[THE EXERCISE] Print out every record exactly as it appears.

[SOURCE MATERIAL]

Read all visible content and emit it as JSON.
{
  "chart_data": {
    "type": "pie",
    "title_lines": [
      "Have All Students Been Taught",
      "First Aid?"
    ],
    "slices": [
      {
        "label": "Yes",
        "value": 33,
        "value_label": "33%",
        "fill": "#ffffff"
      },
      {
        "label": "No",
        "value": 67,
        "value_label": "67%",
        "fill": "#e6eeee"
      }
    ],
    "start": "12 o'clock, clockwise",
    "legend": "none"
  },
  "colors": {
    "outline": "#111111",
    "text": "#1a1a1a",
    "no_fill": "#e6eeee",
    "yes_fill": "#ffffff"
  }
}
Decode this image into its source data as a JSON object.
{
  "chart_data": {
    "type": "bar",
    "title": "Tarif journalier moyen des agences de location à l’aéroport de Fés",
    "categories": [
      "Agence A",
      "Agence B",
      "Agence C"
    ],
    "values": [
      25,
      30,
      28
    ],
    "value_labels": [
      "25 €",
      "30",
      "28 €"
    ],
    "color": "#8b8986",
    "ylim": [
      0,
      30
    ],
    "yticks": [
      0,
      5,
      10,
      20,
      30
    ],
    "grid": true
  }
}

[ANSWER TO THE TASK]
Read all visible content and emit it as JSON.
{
  "chart_data": {
    "type": "pie",
    "title_lines": [
      "Have All Students Been Taught",
      "First Aid?"
    ],
    "slices": [
      {
        "label": "Yes",
        "value": 33,
        "value_label": "33%",
        "fill": "#ffffff"
      },
      {
        "label": "No",
        "value": 67,
        "value_label": "67%",
        "fill": "#e6eeee"
      }
    ],
    "start": "12 o'clock, clockwise",
    "legend": "none"
  },
  "colors": {
    "outline": "#111111",
    "text": "#1a1a1a",
    "no_fill": "#e6eeee",
    "yes_fill": "#ffffff"
  }
}
Decode this image into its source data as a JSON object.
{
  "chart_data": {
    "type": "bar",
    "title": "Tarif journalier moyen des agences de location à l’aéroport de Fés",
    "categories": [
      "Agence A",
      "Agence B",
      "Agence C"
    ],
    "values": [
      25,
      30,
      28
    ],
    "value_labels": [
      "25 €",
      "30",
      "28 €"
    ],
    "color": "#8b8986",
    "ylim": [
      0,
      30
    ],
    "yticks": [
      0,
      5,
      10,
      20,
      30
    ],
    "grid": true
  }
}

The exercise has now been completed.